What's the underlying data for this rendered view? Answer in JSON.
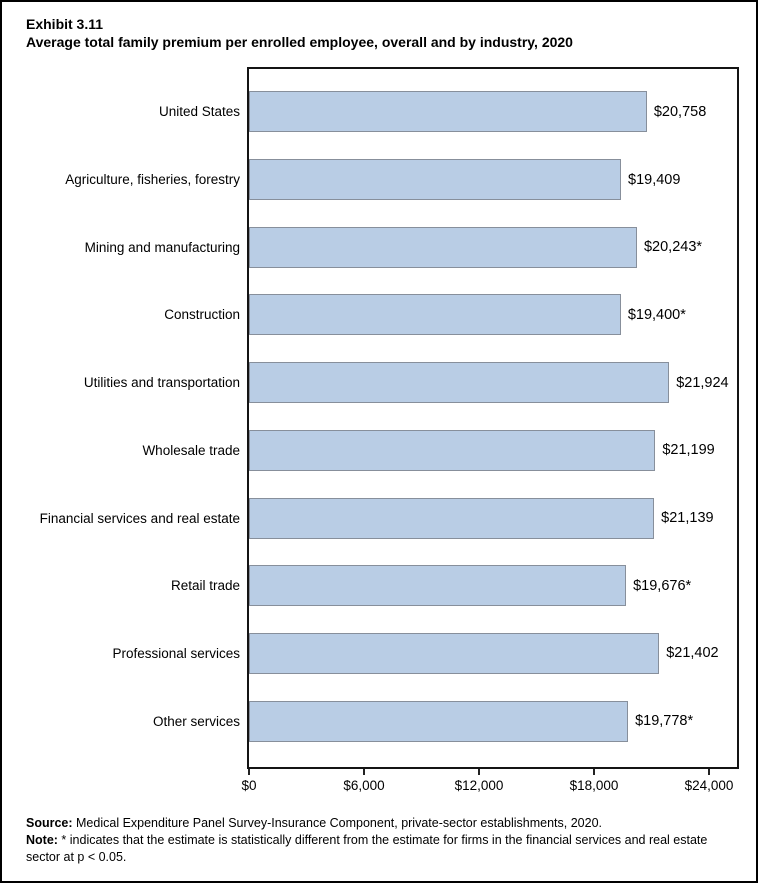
{
  "title": {
    "exhibit_number": "Exhibit 3.11",
    "subtitle": "Average total family premium per enrolled employee, overall and by industry, 2020"
  },
  "chart_data": {
    "type": "bar",
    "orientation": "horizontal",
    "title": "Average total family premium per enrolled employee, overall and by industry, 2020",
    "xlabel": "",
    "ylabel": "",
    "grid": false,
    "legend": false,
    "xlim": [
      0,
      25700
    ],
    "categories": [
      "United States",
      "Agriculture, fisheries, forestry",
      "Mining and manufacturing",
      "Construction",
      "Utilities and transportation",
      "Wholesale trade",
      "Financial services and real estate",
      "Retail trade",
      "Professional services",
      "Other services"
    ],
    "values": [
      20758,
      19409,
      20243,
      19400,
      21924,
      21199,
      21139,
      19676,
      21402,
      19778
    ],
    "value_labels": [
      "$20,758",
      "$19,409",
      "$20,243*",
      "$19,400*",
      "$21,924",
      "$21,199",
      "$21,139",
      "$19,676*",
      "$21,402",
      "$19,778*"
    ],
    "x_tick_values": [
      0,
      6000,
      12000,
      18000,
      24000
    ],
    "x_tick_labels": [
      "$0",
      "$6,000",
      "$12,000",
      "$18,000",
      "$24,000"
    ],
    "bar_color": "#b9cde5",
    "bar_border_color": "#878f9b"
  },
  "footer": {
    "source_label": "Source:",
    "source_text": " Medical Expenditure Panel Survey-Insurance Component, private-sector establishments, 2020.",
    "note_label": "Note:",
    "note_text": "  * indicates that the estimate is statistically different from the estimate for firms in the financial services and real estate sector at p < 0.05."
  }
}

*Problem description*: Locate all lines in the listing above with the word "services" and copy them.

*Exercise answer*:
      "Financial services and real estate",
      "Professional services",
      "Other services"
    "note_text": "  * indicates that the estimate is statistically different from the estimate for firms in the financial services and real estate sector at p < 0.05."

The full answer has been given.